### WORK INSTRUCTIONS:
In the passage on Istituto Luce Cinecittà, do the following statements agree with what it says? Answer yes or no for each and quote the words that decide it. (a) The Italian Ministry for Culture funds the company's activities every year. (b) The archive holds only the company's own productions. (c) The Cineteca film library holds around 3000 titles.

### PASSAGE GIVEN:

— Begin —

Istituto Luce Cinecittà is the state-owned company whose main shareholder is the Italian Ministry for Culture subsidizing its activities on an annual basis. Istituto Luce Cinecittà holds one of the most important European film and photographic archives in which materials are collected and digitally categorized, including its own productions and materials, derived from private collections and acquisitions by a variety of sources. Istituto Luce Cinecittà owns a film library, Cineteca, containing around 3000 titles of the most significant Italian film productions in order to promote Italian culture at major national and international institutes around the world. In collaboration with the Italian Ministry for the Foreign Affairs, restorations and new prints are added every year.

— End —

### DATASET CONTENT:
— Begin —

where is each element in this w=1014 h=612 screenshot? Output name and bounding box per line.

— End —

### FULL RESPONSE:
(a) Yes: "whose main shareholder is the Italian Ministry for Culture subsidizing its activities on an annual basis"
(b) No: "including its own productions and materials, derived from private collections and acquisitions by a variety of sources"
(c) Yes: "containing around 3000 titles of the most significant Italian film productions"